*EXERCISE REQUIREMENTS:* Take the line that contains "What text is on this page?" as the first line and the last line of the material below as the final one; reproduce exactly the lines between, inclusive.

*Part of a data file:*
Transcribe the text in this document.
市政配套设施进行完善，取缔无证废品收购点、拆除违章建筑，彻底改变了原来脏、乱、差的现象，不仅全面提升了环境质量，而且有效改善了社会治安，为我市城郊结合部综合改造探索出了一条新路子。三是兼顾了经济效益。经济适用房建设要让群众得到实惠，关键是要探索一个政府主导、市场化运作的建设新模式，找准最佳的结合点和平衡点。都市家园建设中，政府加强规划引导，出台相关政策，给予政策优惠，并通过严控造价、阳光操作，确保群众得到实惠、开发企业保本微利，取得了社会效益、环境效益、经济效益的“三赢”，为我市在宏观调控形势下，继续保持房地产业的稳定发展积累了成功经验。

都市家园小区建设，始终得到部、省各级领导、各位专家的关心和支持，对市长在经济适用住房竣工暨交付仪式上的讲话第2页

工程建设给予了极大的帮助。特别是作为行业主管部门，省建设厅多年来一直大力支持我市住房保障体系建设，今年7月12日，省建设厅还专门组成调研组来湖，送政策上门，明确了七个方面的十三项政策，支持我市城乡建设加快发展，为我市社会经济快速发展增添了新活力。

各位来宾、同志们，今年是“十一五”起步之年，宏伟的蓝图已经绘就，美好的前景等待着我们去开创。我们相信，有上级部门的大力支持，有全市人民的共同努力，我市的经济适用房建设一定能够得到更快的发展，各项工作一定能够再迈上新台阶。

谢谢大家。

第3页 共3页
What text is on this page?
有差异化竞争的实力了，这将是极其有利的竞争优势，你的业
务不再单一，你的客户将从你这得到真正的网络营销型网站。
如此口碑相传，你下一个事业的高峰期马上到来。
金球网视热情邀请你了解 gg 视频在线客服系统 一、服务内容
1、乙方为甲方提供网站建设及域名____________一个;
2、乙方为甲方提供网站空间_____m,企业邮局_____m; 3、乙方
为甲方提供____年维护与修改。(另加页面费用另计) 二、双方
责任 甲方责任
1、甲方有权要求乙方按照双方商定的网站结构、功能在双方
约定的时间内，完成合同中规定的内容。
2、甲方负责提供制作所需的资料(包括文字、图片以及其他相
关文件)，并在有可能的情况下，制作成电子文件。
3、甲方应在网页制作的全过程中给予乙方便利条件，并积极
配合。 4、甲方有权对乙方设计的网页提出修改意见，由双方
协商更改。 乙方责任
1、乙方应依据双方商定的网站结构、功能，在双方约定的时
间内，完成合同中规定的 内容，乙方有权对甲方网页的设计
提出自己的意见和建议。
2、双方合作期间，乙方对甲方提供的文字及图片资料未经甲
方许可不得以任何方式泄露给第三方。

*WRITTEN RESPONSE:*
What text is on this page?
有差异化竞争的实力了，这将是极其有利的竞争优势，你的业
务不再单一，你的客户将从你这得到真正的网络营销型网站。
如此口碑相传，你下一个事业的高峰期马上到来。
金球网视热情邀请你了解 gg 视频在线客服系统 一、服务内容
1、乙方为甲方提供网站建设及域名____________一个;
2、乙方为甲方提供网站空间_____m,企业邮局_____m; 3、乙方
为甲方提供____年维护与修改。(另加页面费用另计) 二、双方
责任 甲方责任
1、甲方有权要求乙方按照双方商定的网站结构、功能在双方
约定的时间内，完成合同中规定的内容。
2、甲方负责提供制作所需的资料(包括文字、图片以及其他相
关文件)，并在有可能的情况下，制作成电子文件。
3、甲方应在网页制作的全过程中给予乙方便利条件，并积极
配合。 4、甲方有权对乙方设计的网页提出修改意见，由双方
协商更改。 乙方责任
1、乙方应依据双方商定的网站结构、功能，在双方约定的时
间内，完成合同中规定的 内容，乙方有权对甲方网页的设计
提出自己的意见和建议。
2、双方合作期间，乙方对甲方提供的文字及图片资料未经甲
方许可不得以任何方式泄露给第三方。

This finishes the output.